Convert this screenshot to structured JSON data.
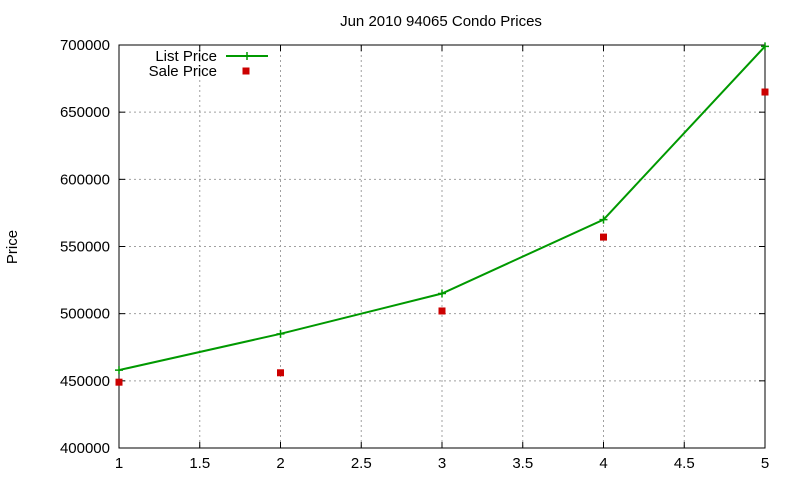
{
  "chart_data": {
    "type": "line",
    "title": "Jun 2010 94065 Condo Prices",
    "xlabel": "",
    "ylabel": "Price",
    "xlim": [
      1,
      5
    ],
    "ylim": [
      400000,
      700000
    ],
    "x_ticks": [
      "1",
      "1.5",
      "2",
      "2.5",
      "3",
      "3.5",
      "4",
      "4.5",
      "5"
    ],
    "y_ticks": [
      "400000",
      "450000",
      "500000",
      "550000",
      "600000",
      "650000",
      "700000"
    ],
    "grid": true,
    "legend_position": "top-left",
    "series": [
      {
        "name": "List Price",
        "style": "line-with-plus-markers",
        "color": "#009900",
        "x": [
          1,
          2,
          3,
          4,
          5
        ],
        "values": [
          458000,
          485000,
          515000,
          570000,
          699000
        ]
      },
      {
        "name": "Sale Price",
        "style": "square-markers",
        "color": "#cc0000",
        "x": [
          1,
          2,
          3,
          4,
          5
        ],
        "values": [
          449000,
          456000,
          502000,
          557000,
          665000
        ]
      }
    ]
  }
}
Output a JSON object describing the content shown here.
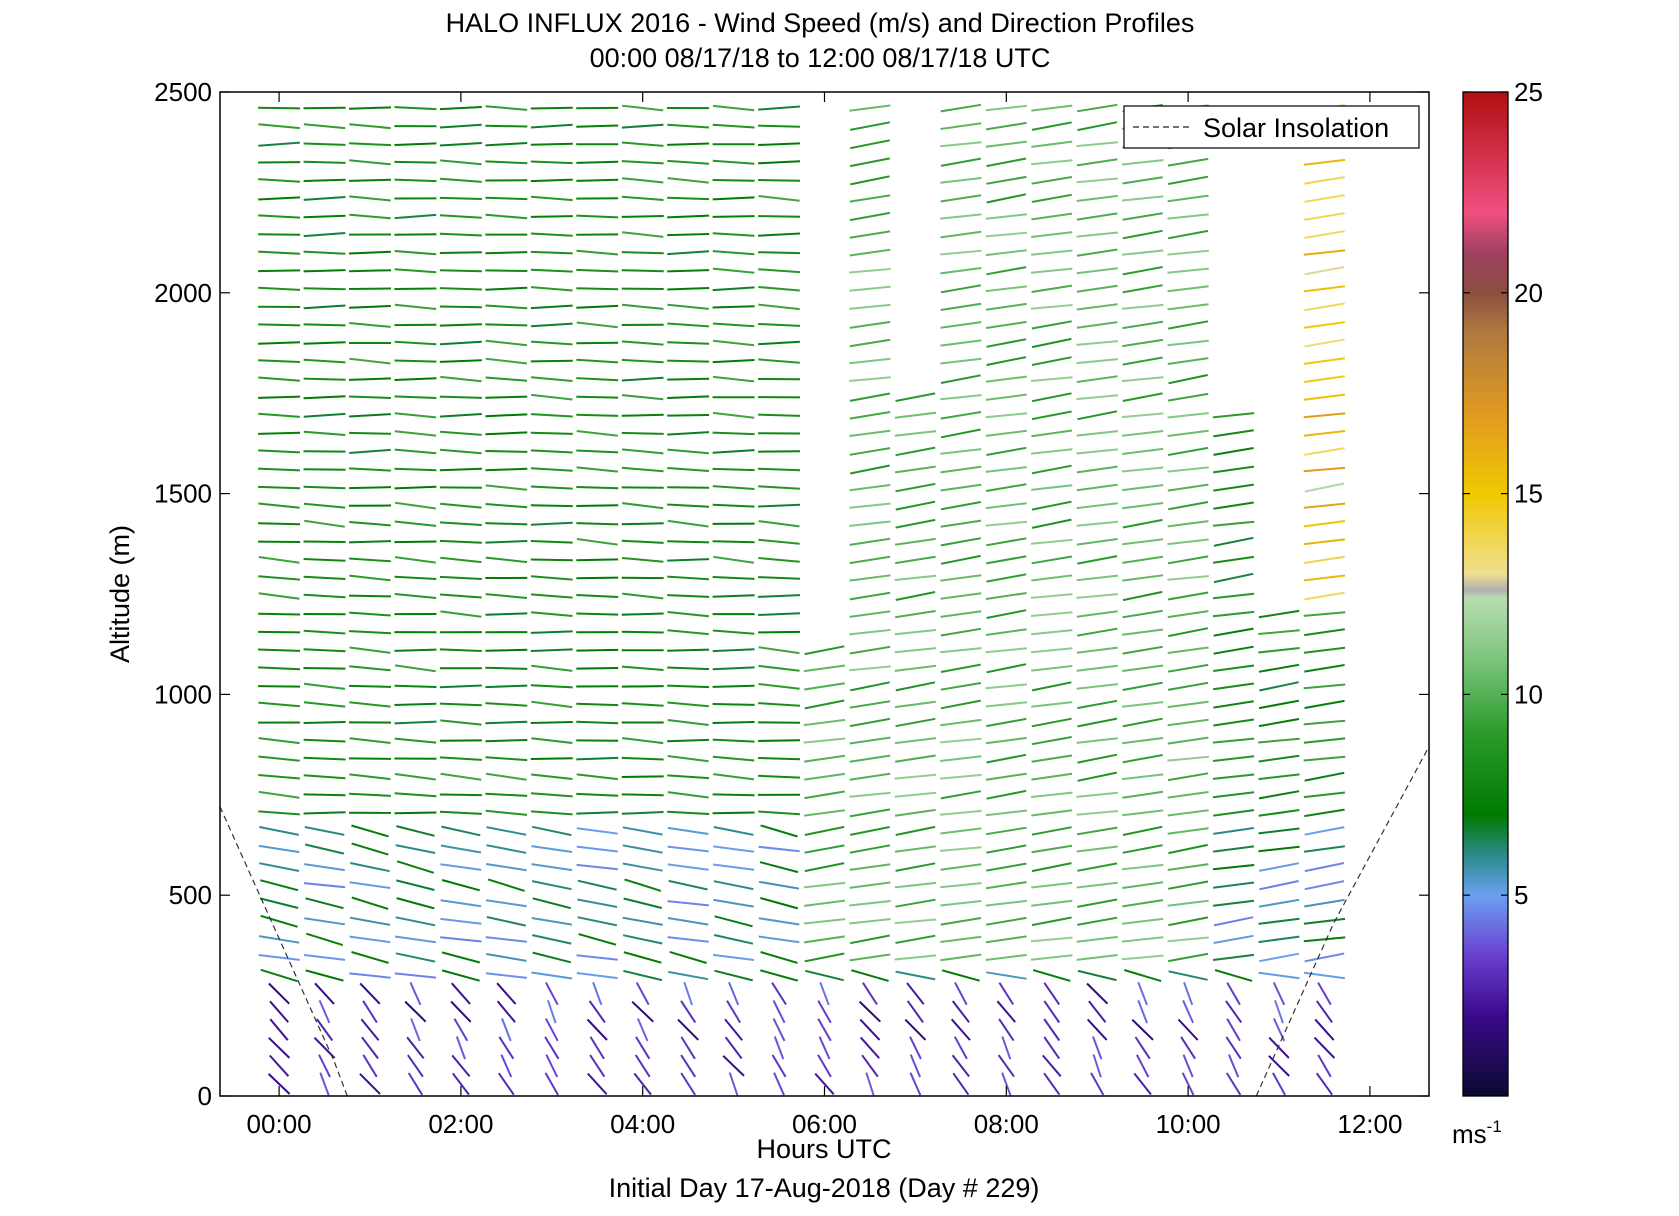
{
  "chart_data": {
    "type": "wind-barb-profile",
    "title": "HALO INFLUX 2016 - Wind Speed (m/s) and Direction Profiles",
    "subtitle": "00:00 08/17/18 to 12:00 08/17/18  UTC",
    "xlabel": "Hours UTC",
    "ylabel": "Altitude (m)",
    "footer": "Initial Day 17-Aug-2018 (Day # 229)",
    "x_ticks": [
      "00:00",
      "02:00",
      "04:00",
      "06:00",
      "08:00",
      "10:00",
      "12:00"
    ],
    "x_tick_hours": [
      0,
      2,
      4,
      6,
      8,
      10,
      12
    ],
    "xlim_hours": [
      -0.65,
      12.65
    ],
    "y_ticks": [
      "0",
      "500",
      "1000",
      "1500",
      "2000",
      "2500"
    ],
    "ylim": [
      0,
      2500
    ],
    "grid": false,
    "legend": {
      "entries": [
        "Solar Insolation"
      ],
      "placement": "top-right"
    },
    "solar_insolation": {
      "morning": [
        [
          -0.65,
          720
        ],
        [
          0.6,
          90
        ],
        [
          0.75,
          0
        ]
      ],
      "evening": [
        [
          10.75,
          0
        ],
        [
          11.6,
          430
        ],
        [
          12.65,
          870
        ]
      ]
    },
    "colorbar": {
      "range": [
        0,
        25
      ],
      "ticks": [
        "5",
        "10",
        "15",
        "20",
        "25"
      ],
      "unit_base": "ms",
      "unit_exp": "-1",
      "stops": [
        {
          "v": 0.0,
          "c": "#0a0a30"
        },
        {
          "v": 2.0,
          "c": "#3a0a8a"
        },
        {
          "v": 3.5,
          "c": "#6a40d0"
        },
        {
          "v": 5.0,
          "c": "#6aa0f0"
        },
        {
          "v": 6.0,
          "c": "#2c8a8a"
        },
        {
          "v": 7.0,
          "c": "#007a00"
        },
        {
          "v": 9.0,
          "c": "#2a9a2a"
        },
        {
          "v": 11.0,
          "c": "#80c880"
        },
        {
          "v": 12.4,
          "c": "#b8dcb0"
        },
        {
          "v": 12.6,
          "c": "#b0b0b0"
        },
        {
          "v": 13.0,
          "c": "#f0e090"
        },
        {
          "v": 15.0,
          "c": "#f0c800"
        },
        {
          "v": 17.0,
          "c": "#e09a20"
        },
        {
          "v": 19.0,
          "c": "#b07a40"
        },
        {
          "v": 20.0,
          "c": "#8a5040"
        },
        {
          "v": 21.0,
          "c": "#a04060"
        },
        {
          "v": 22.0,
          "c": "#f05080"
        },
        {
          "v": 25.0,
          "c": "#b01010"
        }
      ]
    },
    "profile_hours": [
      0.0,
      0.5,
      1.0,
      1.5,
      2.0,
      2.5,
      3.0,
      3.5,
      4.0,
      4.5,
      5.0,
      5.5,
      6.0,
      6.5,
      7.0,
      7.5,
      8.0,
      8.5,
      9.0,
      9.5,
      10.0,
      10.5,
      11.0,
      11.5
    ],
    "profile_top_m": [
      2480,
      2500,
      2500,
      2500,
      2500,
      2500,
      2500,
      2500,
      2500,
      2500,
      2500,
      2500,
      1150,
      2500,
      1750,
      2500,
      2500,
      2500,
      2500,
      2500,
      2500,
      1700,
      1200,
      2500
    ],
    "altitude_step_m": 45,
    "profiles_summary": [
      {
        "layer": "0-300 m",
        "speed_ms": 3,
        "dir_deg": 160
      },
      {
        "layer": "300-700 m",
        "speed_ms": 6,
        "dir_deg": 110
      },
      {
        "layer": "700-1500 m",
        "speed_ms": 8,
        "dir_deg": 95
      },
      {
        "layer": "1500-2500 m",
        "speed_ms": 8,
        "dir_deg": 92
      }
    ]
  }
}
:::
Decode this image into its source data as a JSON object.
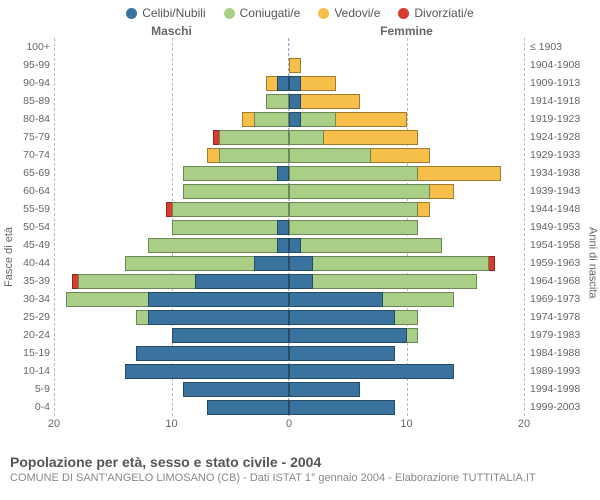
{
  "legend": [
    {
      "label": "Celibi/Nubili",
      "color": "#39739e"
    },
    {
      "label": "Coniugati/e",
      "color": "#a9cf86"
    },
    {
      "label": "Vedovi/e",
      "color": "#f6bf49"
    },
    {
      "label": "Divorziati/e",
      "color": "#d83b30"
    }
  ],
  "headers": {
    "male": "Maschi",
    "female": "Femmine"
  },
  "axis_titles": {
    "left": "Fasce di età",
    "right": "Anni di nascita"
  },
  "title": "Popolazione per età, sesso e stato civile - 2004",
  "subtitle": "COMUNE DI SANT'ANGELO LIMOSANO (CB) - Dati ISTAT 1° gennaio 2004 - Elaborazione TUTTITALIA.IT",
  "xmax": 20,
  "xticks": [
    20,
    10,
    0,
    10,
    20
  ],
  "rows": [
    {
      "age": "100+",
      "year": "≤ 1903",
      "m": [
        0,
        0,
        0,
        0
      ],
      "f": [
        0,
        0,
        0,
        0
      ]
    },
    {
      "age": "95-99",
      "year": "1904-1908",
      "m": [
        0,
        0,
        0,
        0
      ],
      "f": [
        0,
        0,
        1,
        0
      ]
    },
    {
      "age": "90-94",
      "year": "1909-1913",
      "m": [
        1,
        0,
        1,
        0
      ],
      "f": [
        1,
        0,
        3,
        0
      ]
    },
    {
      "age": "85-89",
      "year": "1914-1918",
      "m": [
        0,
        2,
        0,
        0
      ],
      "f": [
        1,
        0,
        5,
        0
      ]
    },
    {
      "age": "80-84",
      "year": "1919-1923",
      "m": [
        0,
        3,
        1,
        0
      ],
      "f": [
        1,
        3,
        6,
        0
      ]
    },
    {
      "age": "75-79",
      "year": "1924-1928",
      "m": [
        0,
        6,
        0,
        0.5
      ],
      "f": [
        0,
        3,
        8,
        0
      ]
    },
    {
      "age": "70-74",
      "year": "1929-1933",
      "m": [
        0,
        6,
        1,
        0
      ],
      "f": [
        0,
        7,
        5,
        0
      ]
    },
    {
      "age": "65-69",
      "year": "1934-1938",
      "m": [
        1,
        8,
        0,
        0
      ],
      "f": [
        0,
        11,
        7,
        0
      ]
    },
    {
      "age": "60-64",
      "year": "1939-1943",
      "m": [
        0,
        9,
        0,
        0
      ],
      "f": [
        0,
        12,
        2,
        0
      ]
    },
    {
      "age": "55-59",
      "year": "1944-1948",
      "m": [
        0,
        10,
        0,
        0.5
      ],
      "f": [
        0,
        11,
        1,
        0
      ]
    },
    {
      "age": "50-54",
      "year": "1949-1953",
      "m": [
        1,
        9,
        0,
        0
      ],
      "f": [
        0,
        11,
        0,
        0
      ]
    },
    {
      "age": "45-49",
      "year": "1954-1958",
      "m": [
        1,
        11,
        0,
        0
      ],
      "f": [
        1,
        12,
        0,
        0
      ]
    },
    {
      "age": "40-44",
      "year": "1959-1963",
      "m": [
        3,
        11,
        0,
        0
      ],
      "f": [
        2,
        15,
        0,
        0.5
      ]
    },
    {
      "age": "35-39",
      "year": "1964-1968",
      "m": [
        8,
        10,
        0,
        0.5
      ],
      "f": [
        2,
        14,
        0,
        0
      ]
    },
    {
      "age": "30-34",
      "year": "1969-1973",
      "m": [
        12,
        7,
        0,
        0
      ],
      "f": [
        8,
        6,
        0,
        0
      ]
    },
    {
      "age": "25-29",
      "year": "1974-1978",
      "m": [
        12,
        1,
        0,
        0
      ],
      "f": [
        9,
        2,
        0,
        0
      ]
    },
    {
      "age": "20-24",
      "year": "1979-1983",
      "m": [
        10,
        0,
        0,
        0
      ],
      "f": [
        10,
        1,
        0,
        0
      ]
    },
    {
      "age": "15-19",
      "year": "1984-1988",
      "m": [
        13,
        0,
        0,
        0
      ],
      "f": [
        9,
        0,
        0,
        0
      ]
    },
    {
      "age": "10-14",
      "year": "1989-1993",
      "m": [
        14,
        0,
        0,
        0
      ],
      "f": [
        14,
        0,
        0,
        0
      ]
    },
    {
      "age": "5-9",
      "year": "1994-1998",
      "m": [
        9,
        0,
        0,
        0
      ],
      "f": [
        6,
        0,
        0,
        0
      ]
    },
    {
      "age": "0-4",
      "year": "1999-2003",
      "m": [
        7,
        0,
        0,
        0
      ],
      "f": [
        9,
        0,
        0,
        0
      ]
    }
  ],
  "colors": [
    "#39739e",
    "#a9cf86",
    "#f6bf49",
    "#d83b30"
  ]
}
:::
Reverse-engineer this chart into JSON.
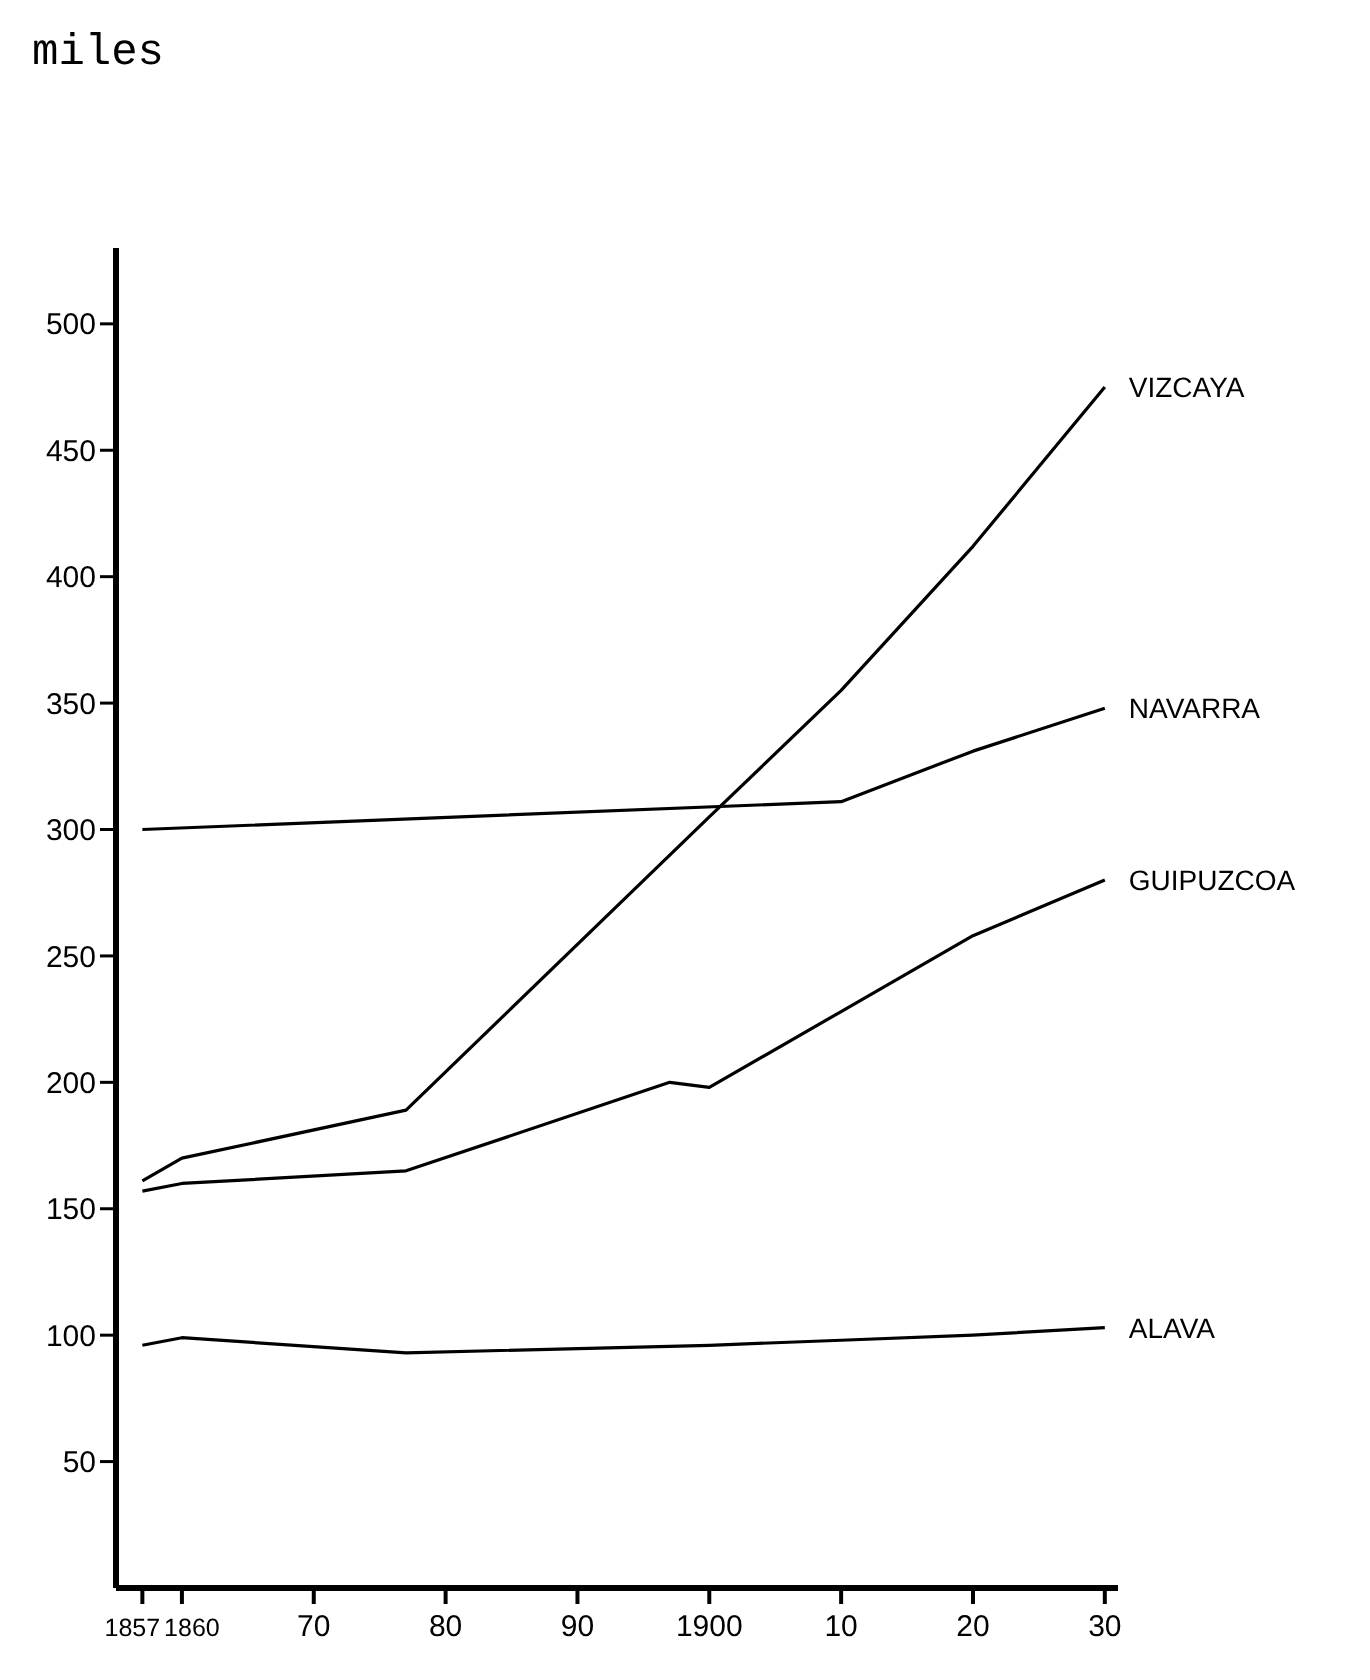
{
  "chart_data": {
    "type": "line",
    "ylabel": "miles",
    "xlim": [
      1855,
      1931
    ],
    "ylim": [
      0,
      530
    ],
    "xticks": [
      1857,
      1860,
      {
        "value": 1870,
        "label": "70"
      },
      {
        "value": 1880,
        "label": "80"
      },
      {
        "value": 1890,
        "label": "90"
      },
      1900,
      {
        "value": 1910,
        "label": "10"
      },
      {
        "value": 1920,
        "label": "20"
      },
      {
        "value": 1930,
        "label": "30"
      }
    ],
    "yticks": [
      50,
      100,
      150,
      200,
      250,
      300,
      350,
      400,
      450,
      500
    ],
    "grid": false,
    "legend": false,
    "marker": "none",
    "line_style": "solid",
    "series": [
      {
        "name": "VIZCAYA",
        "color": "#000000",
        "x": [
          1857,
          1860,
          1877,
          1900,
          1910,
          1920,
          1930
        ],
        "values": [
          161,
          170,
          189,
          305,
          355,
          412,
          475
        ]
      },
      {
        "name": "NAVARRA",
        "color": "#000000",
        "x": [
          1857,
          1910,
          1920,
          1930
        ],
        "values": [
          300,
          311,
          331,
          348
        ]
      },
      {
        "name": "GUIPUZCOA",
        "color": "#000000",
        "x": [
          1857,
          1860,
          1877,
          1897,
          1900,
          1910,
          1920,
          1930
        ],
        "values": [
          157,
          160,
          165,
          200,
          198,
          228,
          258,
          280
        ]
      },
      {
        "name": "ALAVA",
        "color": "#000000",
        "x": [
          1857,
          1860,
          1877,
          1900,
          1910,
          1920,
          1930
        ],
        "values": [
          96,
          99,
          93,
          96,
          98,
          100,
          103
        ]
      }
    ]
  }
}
:::
▶ TASK GOAL:
Extract every line that has the string "into" in it.

▶ EXERCISE RESULT:
Decode this image into its source data as a JSON object.
Reverse-engineer this chart into JSON.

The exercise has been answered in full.